> Task description: Quote the listing in full, exactly as given, minus any pictures.

start Exercise materials

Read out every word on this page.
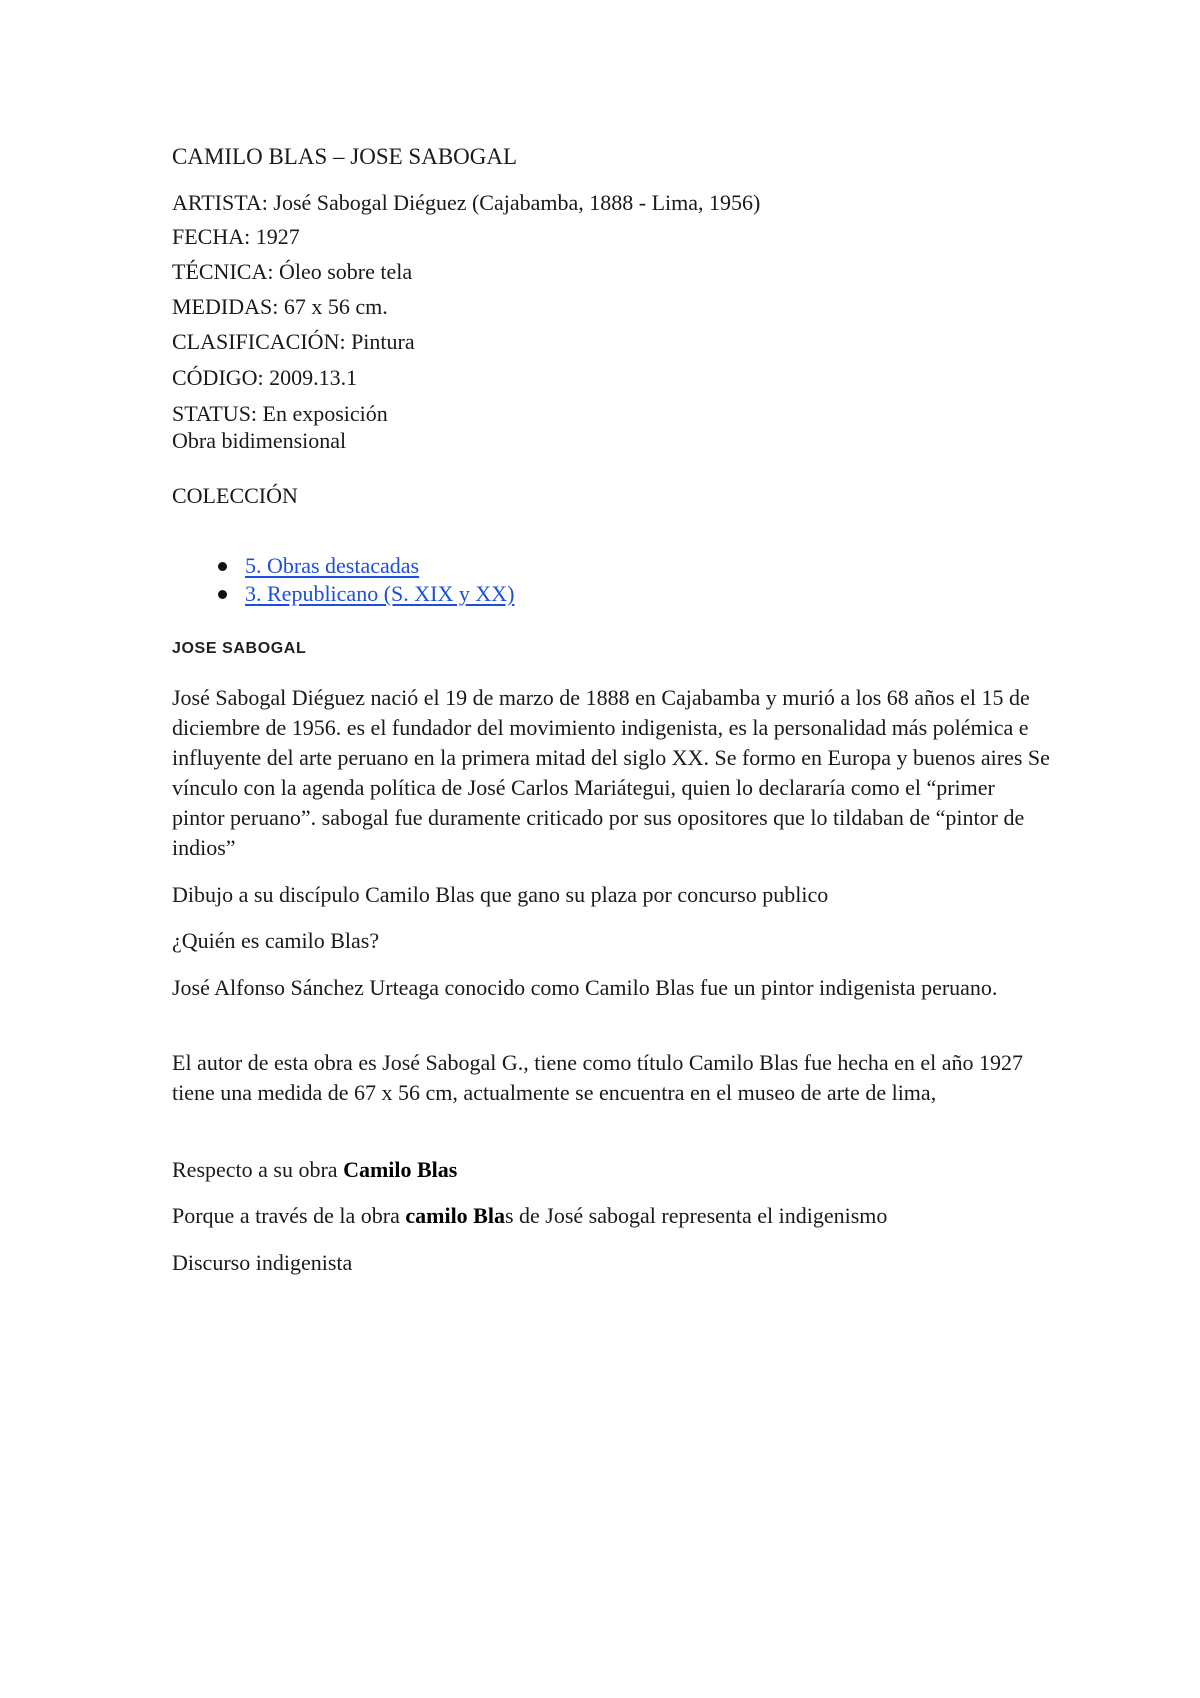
CAMILO BLAS – JOSE SABOGAL
ARTISTA: José Sabogal Diéguez (Cajabamba, 1888 - Lima, 1956)
FECHA: 1927
TÉCNICA: Óleo sobre tela
MEDIDAS: 67 x 56 cm.
CLASIFICACIÓN: Pintura
CÓDIGO: 2009.13.1
STATUS: En exposición
Obra bidimensional
COLECCIÓN
5. Obras destacadas
3. Republicano (S. XIX y XX)
JOSE SABOGAL
José Sabogal Diéguez nació el 19 de marzo de 1888 en Cajabamba y murió a los 68 años el 15 de diciembre de 1956. es el fundador del movimiento indigenista, es la personalidad más polémica e influyente del arte peruano en la primera mitad del siglo XX. Se formo en Europa y buenos aires Se vínculo con la agenda política de José Carlos Mariátegui, quien lo declararía como el “primer pintor peruano”. sabogal fue duramente criticado por sus opositores que lo tildaban de “pintor de indios”
Dibujo a su discípulo Camilo Blas que gano su plaza por concurso publico
¿Quién es camilo Blas?
José Alfonso Sánchez Urteaga conocido como Camilo Blas fue un pintor indigenista peruano.
El autor de esta obra es José Sabogal G., tiene como título Camilo Blas fue hecha en el año 1927 tiene una medida de 67 x 56 cm, actualmente se encuentra en el museo de arte de lima,
Respecto a su obra Camilo Blas
Porque a través de la obra camilo Blas de José sabogal representa el indigenismo
Discurso indigenista
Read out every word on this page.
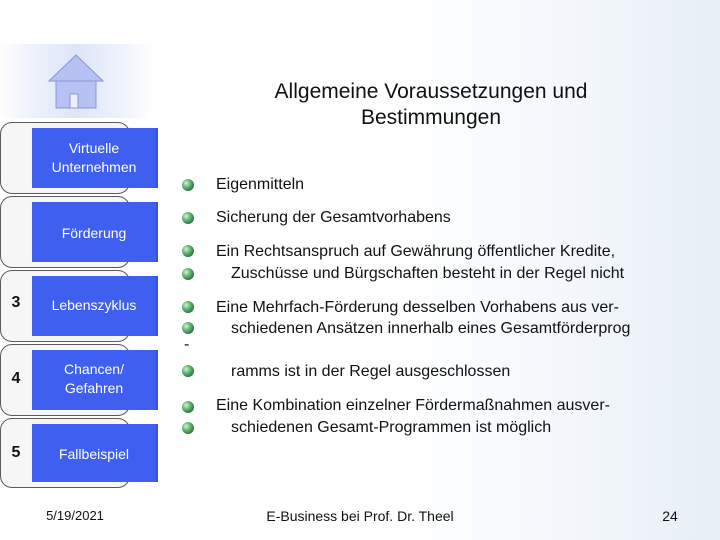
Allgemeine Voraussetzungen und
Bestimmungen
Virtuelle
Unternehmen
Förderung
3	Lebenszyklus
4
Chancen/
Gefahren
5	Fallbeispiel
Eigenmitteln
Sicherung der Gesamtvorhabens
Ein Rechtsanspruch auf Gewährung öffentlicher Kredite,
Zuschüsse und Bürgschaften besteht in der Regel nicht
Eine Mehrfach-Förderung desselben Vorhabens aus ver-
schiedenen Ansätzen innerhalb eines Gesamtförderprog
-
ramms ist in der Regel ausgeschlossen
Eine Kombination einzelner Fördermaßnahmen ausver-
schiedenen Gesamt-Programmen ist möglich
5/19/2021	E-Business bei Prof. Dr. Theel	24
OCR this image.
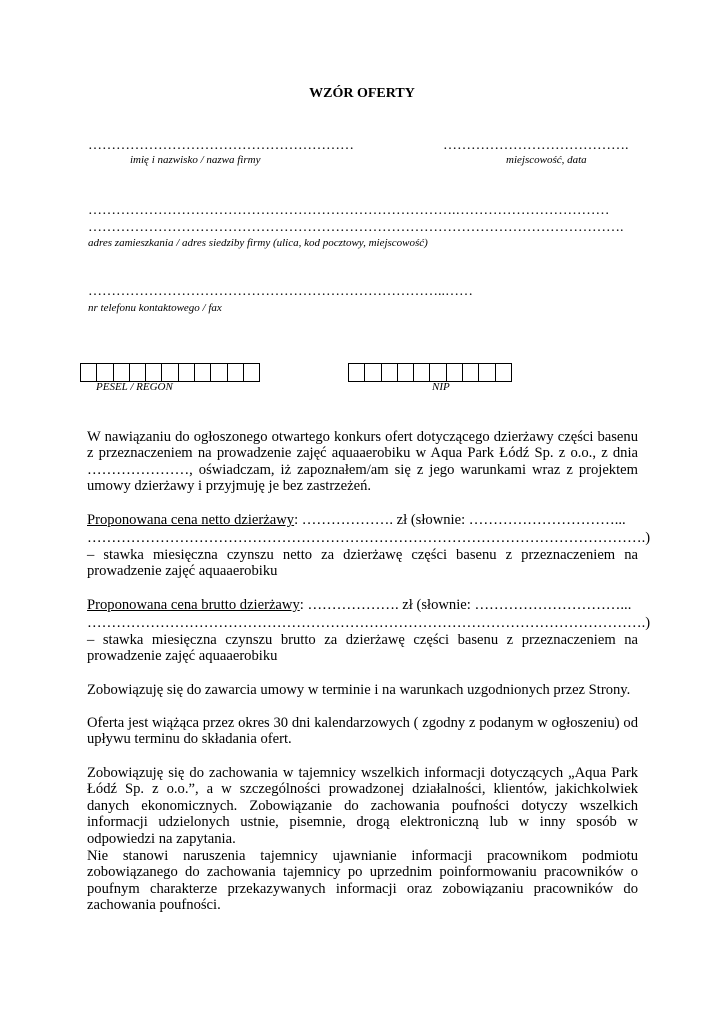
WZÓR OFERTY
…………………………………………………	………………………………….
imię i nazwisko / nazwa firmy	miejscowość, data
…………………………………………………………………….……………………………
…………………………………………………………………………………………………….
adres zamieszkania / adres siedziby firmy (ulica, kod pocztowy, miejscowość)
…………………………………………………………………..……
nr telefonu kontaktowego / fax
PESEL / REGON	NIP

W nawiązaniu do ogłoszonego otwartego konkurs ofert dotyczącego dzierżawy części basenu z przeznaczeniem na prowadzenie zajęć aquaaerobiku w Aqua Park Łódź Sp. z o.o., z dnia …………………, oświadczam, iż zapoznałem/am się z jego warunkami wraz z projektem umowy dzierżawy i przyjmuję je bez zastrzeżeń.

Proponowana cena netto dzierżawy: ………………. zł (słownie: …………………………...
…………………………………………………………………………………………………….)

– stawka miesięczna czynszu netto za dzierżawę części basenu z przeznaczeniem na prowadzenie zajęć aquaaerobiku

Proponowana cena brutto dzierżawy: ………………. zł (słownie: …………………………...
…………………………………………………………………………………………………….)

– stawka miesięczna czynszu brutto za dzierżawę części basenu z przeznaczeniem na prowadzenie zajęć aquaaerobiku

Zobowiązuję się do zawarcia umowy w terminie i na warunkach uzgodnionych przez Strony.

Oferta jest wiążąca przez okres 30 dni kalendarzowych ( zgodny z podanym w ogłoszeniu) od upływu terminu do składania ofert.

Zobowiązuję się do zachowania w tajemnicy wszelkich informacji dotyczących „Aqua Park Łódź Sp. z o.o.”, a w szczególności prowadzonej działalności, klientów, jakichkolwiek danych ekonomicznych. Zobowiązanie do zachowania poufności dotyczy wszelkich informacji udzielonych ustnie, pisemnie, drogą elektroniczną lub w inny sposób w odpowiedzi na zapytania.

Nie stanowi naruszenia tajemnicy ujawnianie informacji pracownikom podmiotu zobowiązanego do zachowania tajemnicy po uprzednim poinformowaniu pracowników o poufnym charakterze przekazywanych informacji oraz zobowiązaniu pracowników do zachowania poufności.
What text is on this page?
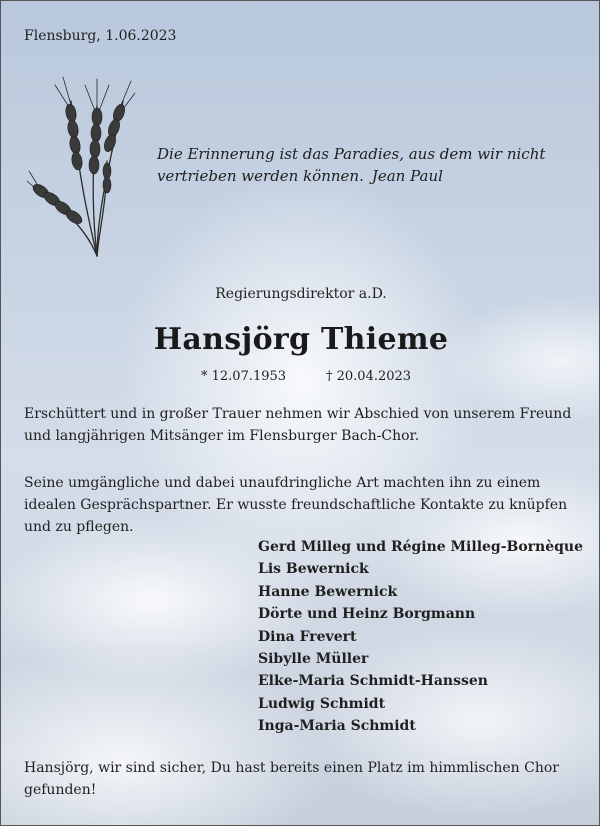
Flensburg, 1.06.2023
Die Erinnerung ist das Paradies, aus dem wir nicht vertrieben werden können. Jean Paul
Regierungsdirektor a.D.
Hansjörg Thieme
* 12.07.1953	† 20.04.2023
Erschüttert und in großer Trauer nehmen wir Abschied von unserem Freund und langjährigen Mitsänger im Flensburger Bach-Chor.
Seine umgängliche und dabei unaufdringliche Art machten ihn zu einem idealen Gesprächspartner. Er wusste freundschaftliche Kontakte zu knüpfen und zu pflegen.
Gerd Milleg und Régine Milleg-Bornèque
Lis Bewernick
Hanne Bewernick
Dörte und Heinz Borgmann
Dina Frevert
Sibylle Müller
Elke-Maria Schmidt-Hanssen
Ludwig Schmidt
Inga-Maria Schmidt
Hansjörg, wir sind sicher, Du hast bereits einen Platz im himmlischen Chor gefunden!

end Exercise materials

> Solution to the problem:
Read out every word on this page.
CAMILO BLAS – JOSE SABOGAL
ARTISTA: José Sabogal Diéguez (Cajabamba, 1888 - Lima, 1956)
FECHA: 1927
TÉCNICA: Óleo sobre tela
MEDIDAS: 67 x 56 cm.
CLASIFICACIÓN: Pintura
CÓDIGO: 2009.13.1
STATUS: En exposición
Obra bidimensional
COLECCIÓN
5. Obras destacadas
3. Republicano (S. XIX y XX)
JOSE SABOGAL
José Sabogal Diéguez nació el 19 de marzo de 1888 en Cajabamba y murió a los 68 años el 15 de diciembre de 1956. es el fundador del movimiento indigenista, es la personalidad más polémica e influyente del arte peruano en la primera mitad del siglo XX. Se formo en Europa y buenos aires Se vínculo con la agenda política de José Carlos Mariátegui, quien lo declararía como el “primer pintor peruano”. sabogal fue duramente criticado por sus opositores que lo tildaban de “pintor de indios”
Dibujo a su discípulo Camilo Blas que gano su plaza por concurso publico
¿Quién es camilo Blas?
José Alfonso Sánchez Urteaga conocido como Camilo Blas fue un pintor indigenista peruano.
El autor de esta obra es José Sabogal G., tiene como título Camilo Blas fue hecha en el año 1927 tiene una medida de 67 x 56 cm, actualmente se encuentra en el museo de arte de lima,
Respecto a su obra Camilo Blas
Porque a través de la obra camilo Blas de José sabogal representa el indigenismo
Discurso indigenista
Read out every word on this page.
Allgemeine Voraussetzungen und
Bestimmungen
Virtuelle
Unternehmen
Förderung
3	Lebenszyklus
4
Chancen/
Gefahren
5	Fallbeispiel
Eigenmitteln
Sicherung der Gesamtvorhabens
Ein Rechtsanspruch auf Gewährung öffentlicher Kredite,
Zuschüsse und Bürgschaften besteht in der Regel nicht
Eine Mehrfach-Förderung desselben Vorhabens aus ver-
schiedenen Ansätzen innerhalb eines Gesamtförderprog
-
ramms ist in der Regel ausgeschlossen
Eine Kombination einzelner Fördermaßnahmen ausver-
schiedenen Gesamt-Programmen ist möglich
5/19/2021	E-Business bei Prof. Dr. Theel	24
OCR this image.
WZÓR OFERTY
…………………………………………………	………………………………….
imię i nazwisko / nazwa firmy	miejscowość, data
…………………………………………………………………….……………………………
…………………………………………………………………………………………………….
adres zamieszkania / adres siedziby firmy (ulica, kod pocztowy, miejscowość)
…………………………………………………………………..……
nr telefonu kontaktowego / fax
PESEL / REGON	NIP

W nawiązaniu do ogłoszonego otwartego konkurs ofert dotyczącego dzierżawy części basenu z przeznaczeniem na prowadzenie zajęć aquaaerobiku w Aqua Park Łódź Sp. z o.o., z dnia …………………, oświadczam, iż zapoznałem/am się z jego warunkami wraz z projektem umowy dzierżawy i przyjmuję je bez zastrzeżeń.

Proponowana cena netto dzierżawy: ………………. zł (słownie: …………………………...
…………………………………………………………………………………………………….)

– stawka miesięczna czynszu netto za dzierżawę części basenu z przeznaczeniem na prowadzenie zajęć aquaaerobiku

Proponowana cena brutto dzierżawy: ………………. zł (słownie: …………………………...
…………………………………………………………………………………………………….)

– stawka miesięczna czynszu brutto za dzierżawę części basenu z przeznaczeniem na prowadzenie zajęć aquaaerobiku

Zobowiązuję się do zawarcia umowy w terminie i na warunkach uzgodnionych przez Strony.

Oferta jest wiążąca przez okres 30 dni kalendarzowych ( zgodny z podanym w ogłoszeniu) od upływu terminu do składania ofert.

Zobowiązuję się do zachowania w tajemnicy wszelkich informacji dotyczących „Aqua Park Łódź Sp. z o.o.”, a w szczególności prowadzonej działalności, klientów, jakichkolwiek danych ekonomicznych. Zobowiązanie do zachowania poufności dotyczy wszelkich informacji udzielonych ustnie, pisemnie, drogą elektroniczną lub w inny sposób w odpowiedzi na zapytania.

Nie stanowi naruszenia tajemnicy ujawnianie informacji pracownikom podmiotu zobowiązanego do zachowania tajemnicy po uprzednim poinformowaniu pracowników o poufnym charakterze przekazywanych informacji oraz zobowiązaniu pracowników do zachowania poufności.
What text is on this page?
Flensburg, 1.06.2023
Die Erinnerung ist das Paradies, aus dem wir nicht vertrieben werden können. Jean Paul
Regierungsdirektor a.D.
Hansjörg Thieme
* 12.07.1953	† 20.04.2023
Erschüttert und in großer Trauer nehmen wir Abschied von unserem Freund und langjährigen Mitsänger im Flensburger Bach-Chor.
Seine umgängliche und dabei unaufdringliche Art machten ihn zu einem idealen Gesprächspartner. Er wusste freundschaftliche Kontakte zu knüpfen und zu pflegen.
Gerd Milleg und Régine Milleg-Bornèque
Lis Bewernick
Hanne Bewernick
Dörte und Heinz Borgmann
Dina Frevert
Sibylle Müller
Elke-Maria Schmidt-Hanssen
Ludwig Schmidt
Inga-Maria Schmidt
Hansjörg, wir sind sicher, Du hast bereits einen Platz im himmlischen Chor gefunden!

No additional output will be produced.